- Task instructions
Reproduce every one of the following items word for word, keeping each line and its order unchanged.

§ §

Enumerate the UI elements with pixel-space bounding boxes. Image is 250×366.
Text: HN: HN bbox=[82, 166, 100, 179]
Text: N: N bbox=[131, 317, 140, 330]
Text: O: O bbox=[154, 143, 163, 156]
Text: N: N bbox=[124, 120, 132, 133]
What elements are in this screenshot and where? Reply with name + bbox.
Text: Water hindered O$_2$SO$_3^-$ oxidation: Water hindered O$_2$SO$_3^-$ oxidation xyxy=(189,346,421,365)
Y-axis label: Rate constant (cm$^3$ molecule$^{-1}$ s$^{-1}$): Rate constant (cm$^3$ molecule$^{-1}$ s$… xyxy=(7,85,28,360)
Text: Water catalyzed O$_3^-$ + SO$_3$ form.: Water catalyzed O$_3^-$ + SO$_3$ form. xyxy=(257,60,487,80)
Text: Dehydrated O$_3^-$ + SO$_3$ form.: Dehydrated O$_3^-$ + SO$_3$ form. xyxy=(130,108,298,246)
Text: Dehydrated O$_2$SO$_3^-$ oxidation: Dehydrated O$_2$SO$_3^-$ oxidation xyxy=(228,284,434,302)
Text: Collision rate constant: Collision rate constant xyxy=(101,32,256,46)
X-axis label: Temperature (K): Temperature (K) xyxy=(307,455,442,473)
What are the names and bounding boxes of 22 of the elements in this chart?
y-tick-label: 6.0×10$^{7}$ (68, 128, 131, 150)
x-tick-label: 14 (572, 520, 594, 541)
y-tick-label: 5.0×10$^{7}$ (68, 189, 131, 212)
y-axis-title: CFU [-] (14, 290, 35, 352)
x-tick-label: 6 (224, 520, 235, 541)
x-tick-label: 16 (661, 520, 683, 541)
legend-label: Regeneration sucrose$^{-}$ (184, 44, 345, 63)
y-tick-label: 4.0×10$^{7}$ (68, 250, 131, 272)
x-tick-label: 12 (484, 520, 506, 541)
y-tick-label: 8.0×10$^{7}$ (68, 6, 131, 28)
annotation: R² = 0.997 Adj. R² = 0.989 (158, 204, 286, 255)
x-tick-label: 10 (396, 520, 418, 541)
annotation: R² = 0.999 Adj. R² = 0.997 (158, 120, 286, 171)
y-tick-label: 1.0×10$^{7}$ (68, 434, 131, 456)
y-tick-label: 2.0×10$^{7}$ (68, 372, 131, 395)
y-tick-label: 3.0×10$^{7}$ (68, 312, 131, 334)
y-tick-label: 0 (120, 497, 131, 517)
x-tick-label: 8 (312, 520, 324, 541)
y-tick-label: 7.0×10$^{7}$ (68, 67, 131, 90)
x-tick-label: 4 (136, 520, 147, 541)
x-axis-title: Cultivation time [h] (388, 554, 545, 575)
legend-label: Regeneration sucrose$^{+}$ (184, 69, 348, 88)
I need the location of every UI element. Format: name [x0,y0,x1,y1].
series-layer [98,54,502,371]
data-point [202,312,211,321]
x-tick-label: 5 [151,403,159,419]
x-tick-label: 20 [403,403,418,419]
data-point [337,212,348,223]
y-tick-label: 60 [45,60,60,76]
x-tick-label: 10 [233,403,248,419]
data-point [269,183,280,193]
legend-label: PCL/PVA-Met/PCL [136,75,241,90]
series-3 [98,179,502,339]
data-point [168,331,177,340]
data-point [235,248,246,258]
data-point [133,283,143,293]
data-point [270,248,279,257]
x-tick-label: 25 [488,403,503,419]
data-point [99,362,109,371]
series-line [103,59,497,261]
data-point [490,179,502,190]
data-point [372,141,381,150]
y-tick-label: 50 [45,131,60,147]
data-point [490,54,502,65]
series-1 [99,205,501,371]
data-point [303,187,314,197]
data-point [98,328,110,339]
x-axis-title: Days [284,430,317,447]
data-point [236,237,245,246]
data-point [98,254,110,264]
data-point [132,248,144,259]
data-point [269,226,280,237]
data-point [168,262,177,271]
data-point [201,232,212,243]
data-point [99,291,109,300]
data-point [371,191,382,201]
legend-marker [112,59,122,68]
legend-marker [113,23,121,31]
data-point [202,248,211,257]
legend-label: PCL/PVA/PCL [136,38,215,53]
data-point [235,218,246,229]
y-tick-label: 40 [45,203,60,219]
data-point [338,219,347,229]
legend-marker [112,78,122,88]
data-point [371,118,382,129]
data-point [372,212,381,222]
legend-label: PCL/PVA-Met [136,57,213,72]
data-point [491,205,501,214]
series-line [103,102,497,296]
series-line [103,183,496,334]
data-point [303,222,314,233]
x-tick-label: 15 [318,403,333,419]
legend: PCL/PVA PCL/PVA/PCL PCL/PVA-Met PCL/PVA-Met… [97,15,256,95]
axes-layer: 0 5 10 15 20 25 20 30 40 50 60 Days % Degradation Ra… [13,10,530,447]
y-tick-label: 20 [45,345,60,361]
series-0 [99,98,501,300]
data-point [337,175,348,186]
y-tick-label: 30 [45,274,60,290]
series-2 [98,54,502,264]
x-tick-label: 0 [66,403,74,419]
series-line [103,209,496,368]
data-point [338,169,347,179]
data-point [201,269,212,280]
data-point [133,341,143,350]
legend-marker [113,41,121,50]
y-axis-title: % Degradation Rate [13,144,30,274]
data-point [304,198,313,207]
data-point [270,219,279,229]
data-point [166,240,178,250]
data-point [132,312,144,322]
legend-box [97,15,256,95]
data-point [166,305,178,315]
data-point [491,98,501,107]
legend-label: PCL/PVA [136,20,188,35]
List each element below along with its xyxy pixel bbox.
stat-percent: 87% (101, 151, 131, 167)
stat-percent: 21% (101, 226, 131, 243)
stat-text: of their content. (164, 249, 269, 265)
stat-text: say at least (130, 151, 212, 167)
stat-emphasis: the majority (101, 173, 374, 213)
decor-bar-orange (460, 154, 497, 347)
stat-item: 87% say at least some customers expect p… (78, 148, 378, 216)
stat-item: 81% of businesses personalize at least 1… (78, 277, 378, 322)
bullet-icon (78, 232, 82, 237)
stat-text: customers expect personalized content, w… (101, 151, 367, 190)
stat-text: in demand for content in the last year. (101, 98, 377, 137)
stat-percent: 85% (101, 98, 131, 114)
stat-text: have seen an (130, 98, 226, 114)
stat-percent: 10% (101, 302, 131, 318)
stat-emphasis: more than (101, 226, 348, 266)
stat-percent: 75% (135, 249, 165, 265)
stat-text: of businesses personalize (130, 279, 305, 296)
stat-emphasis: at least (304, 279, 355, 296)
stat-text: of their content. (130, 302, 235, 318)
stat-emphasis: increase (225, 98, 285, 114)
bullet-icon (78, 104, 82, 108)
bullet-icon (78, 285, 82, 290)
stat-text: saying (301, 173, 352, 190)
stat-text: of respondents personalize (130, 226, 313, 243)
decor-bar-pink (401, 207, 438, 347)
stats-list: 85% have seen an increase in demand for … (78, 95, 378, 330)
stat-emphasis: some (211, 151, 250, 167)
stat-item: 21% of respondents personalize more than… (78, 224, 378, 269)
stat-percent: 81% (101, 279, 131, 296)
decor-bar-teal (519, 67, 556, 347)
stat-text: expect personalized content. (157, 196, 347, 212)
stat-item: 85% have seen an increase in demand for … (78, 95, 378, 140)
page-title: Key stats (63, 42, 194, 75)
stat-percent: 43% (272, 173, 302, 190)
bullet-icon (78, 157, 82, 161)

§ §

- Final result
Enumerate the UI elements with pixel-space bounding boxes. Image is 250×366.
Text: HN: HN bbox=[82, 166, 100, 179]
Text: N: N bbox=[131, 317, 140, 330]
Text: O: O bbox=[154, 143, 163, 156]
Text: N: N bbox=[124, 120, 132, 133]
What elements are in this screenshot and where? Reply with name + bbox.
Text: Water hindered O$_2$SO$_3^-$ oxidation: Water hindered O$_2$SO$_3^-$ oxidation xyxy=(189,346,421,365)
Y-axis label: Rate constant (cm$^3$ molecule$^{-1}$ s$^{-1}$): Rate constant (cm$^3$ molecule$^{-1}$ s$… xyxy=(7,85,28,360)
Text: Water catalyzed O$_3^-$ + SO$_3$ form.: Water catalyzed O$_3^-$ + SO$_3$ form. xyxy=(257,60,487,80)
Text: Dehydrated O$_3^-$ + SO$_3$ form.: Dehydrated O$_3^-$ + SO$_3$ form. xyxy=(130,108,298,246)
Text: Dehydrated O$_2$SO$_3^-$ oxidation: Dehydrated O$_2$SO$_3^-$ oxidation xyxy=(228,284,434,302)
Text: Collision rate constant: Collision rate constant xyxy=(101,32,256,46)
X-axis label: Temperature (K): Temperature (K) xyxy=(307,455,442,473)
What are the names and bounding boxes of 22 of the elements in this chart?
y-tick-label: 6.0×10$^{7}$ (68, 128, 131, 150)
x-tick-label: 14 (572, 520, 594, 541)
y-tick-label: 5.0×10$^{7}$ (68, 189, 131, 212)
y-axis-title: CFU [-] (14, 290, 35, 352)
x-tick-label: 6 (224, 520, 235, 541)
x-tick-label: 16 (661, 520, 683, 541)
legend-label: Regeneration sucrose$^{-}$ (184, 44, 345, 63)
y-tick-label: 4.0×10$^{7}$ (68, 250, 131, 272)
x-tick-label: 12 (484, 520, 506, 541)
y-tick-label: 8.0×10$^{7}$ (68, 6, 131, 28)
annotation: R² = 0.997 Adj. R² = 0.989 (158, 204, 286, 255)
x-tick-label: 10 (396, 520, 418, 541)
annotation: R² = 0.999 Adj. R² = 0.997 (158, 120, 286, 171)
y-tick-label: 1.0×10$^{7}$ (68, 434, 131, 456)
y-tick-label: 2.0×10$^{7}$ (68, 372, 131, 395)
y-tick-label: 3.0×10$^{7}$ (68, 312, 131, 334)
y-tick-label: 0 (120, 497, 131, 517)
x-tick-label: 8 (312, 520, 324, 541)
y-tick-label: 7.0×10$^{7}$ (68, 67, 131, 90)
x-tick-label: 4 (136, 520, 147, 541)
x-axis-title: Cultivation time [h] (388, 554, 545, 575)
legend-label: Regeneration sucrose$^{+}$ (184, 69, 348, 88)
I need the location of every UI element. Format: name [x0,y0,x1,y1].
series-layer [98,54,502,371]
data-point [202,312,211,321]
x-tick-label: 5 [151,403,159,419]
x-tick-label: 20 [403,403,418,419]
data-point [337,212,348,223]
y-tick-label: 60 [45,60,60,76]
x-tick-label: 10 [233,403,248,419]
data-point [269,183,280,193]
legend-label: PCL/PVA-Met/PCL [136,75,241,90]
series-3 [98,179,502,339]
data-point [168,331,177,340]
data-point [235,248,246,258]
data-point [133,283,143,293]
data-point [270,248,279,257]
x-tick-label: 25 [488,403,503,419]
data-point [99,362,109,371]
series-line [103,59,497,261]
data-point [490,179,502,190]
data-point [372,141,381,150]
y-tick-label: 50 [45,131,60,147]
data-point [490,54,502,65]
series-1 [99,205,501,371]
data-point [303,187,314,197]
data-point [98,328,110,339]
x-axis-title: Days [284,430,317,447]
data-point [236,237,245,246]
data-point [98,254,110,264]
data-point [132,248,144,259]
data-point [269,226,280,237]
data-point [168,262,177,271]
data-point [201,232,212,243]
data-point [99,291,109,300]
data-point [371,191,382,201]
legend-marker [112,59,122,68]
legend-marker [113,23,121,31]
data-point [202,248,211,257]
legend-label: PCL/PVA/PCL [136,38,215,53]
data-point [235,218,246,229]
y-tick-label: 40 [45,203,60,219]
data-point [338,219,347,229]
legend-marker [112,78,122,88]
data-point [371,118,382,129]
data-point [372,212,381,222]
legend-label: PCL/PVA-Met [136,57,213,72]
data-point [491,205,501,214]
series-line [103,102,497,296]
series-line [103,183,496,334]
data-point [303,222,314,233]
x-tick-label: 15 [318,403,333,419]
legend: PCL/PVA PCL/PVA/PCL PCL/PVA-Met PCL/PVA-Met… [97,15,256,95]
axes-layer: 0 5 10 15 20 25 20 30 40 50 60 Days % Degradation Ra… [13,10,530,447]
y-tick-label: 20 [45,345,60,361]
series-0 [99,98,501,300]
data-point [337,175,348,186]
y-tick-label: 30 [45,274,60,290]
series-2 [98,54,502,264]
x-tick-label: 0 [66,403,74,419]
series-line [103,209,496,368]
data-point [338,169,347,179]
data-point [201,269,212,280]
data-point [133,341,143,350]
legend-marker [113,41,121,50]
y-axis-title: % Degradation Rate [13,144,30,274]
data-point [304,198,313,207]
data-point [270,219,279,229]
data-point [166,240,178,250]
data-point [132,312,144,322]
legend-box [97,15,256,95]
data-point [166,305,178,315]
data-point [491,98,501,107]
legend-label: PCL/PVA [136,20,188,35]
List each element below along with its xyxy pixel bbox.
stat-percent: 87% (101, 151, 131, 167)
stat-percent: 21% (101, 226, 131, 243)
stat-text: of their content. (164, 249, 269, 265)
stat-text: say at least (130, 151, 212, 167)
stat-emphasis: the majority (101, 173, 374, 213)
decor-bar-orange (460, 154, 497, 347)
stat-item: 87% say at least some customers expect p… (78, 148, 378, 216)
stat-item: 81% of businesses personalize at least 1… (78, 277, 378, 322)
bullet-icon (78, 232, 82, 237)
stat-text: customers expect personalized content, w… (101, 151, 367, 190)
stat-text: in demand for content in the last year. (101, 98, 377, 137)
stat-percent: 85% (101, 98, 131, 114)
stat-text: have seen an (130, 98, 226, 114)
stat-percent: 10% (101, 302, 131, 318)
stat-emphasis: more than (101, 226, 348, 266)
stat-percent: 75% (135, 249, 165, 265)
stat-text: of businesses personalize (130, 279, 305, 296)
stat-emphasis: at least (304, 279, 355, 296)
stat-text: of their content. (130, 302, 235, 318)
stat-emphasis: increase (225, 98, 285, 114)
bullet-icon (78, 104, 82, 108)
bullet-icon (78, 285, 82, 290)
stat-text: saying (301, 173, 352, 190)
stat-text: of respondents personalize (130, 226, 313, 243)
decor-bar-pink (401, 207, 438, 347)
stats-list: 85% have seen an increase in demand for … (78, 95, 378, 330)
stat-emphasis: some (211, 151, 250, 167)
stat-item: 21% of respondents personalize more than… (78, 224, 378, 269)
stat-percent: 81% (101, 279, 131, 296)
decor-bar-teal (519, 67, 556, 347)
stat-text: expect personalized content. (157, 196, 347, 212)
stat-item: 85% have seen an increase in demand for … (78, 95, 378, 140)
page-title: Key stats (63, 42, 194, 75)
stat-percent: 43% (272, 173, 302, 190)
bullet-icon (78, 157, 82, 161)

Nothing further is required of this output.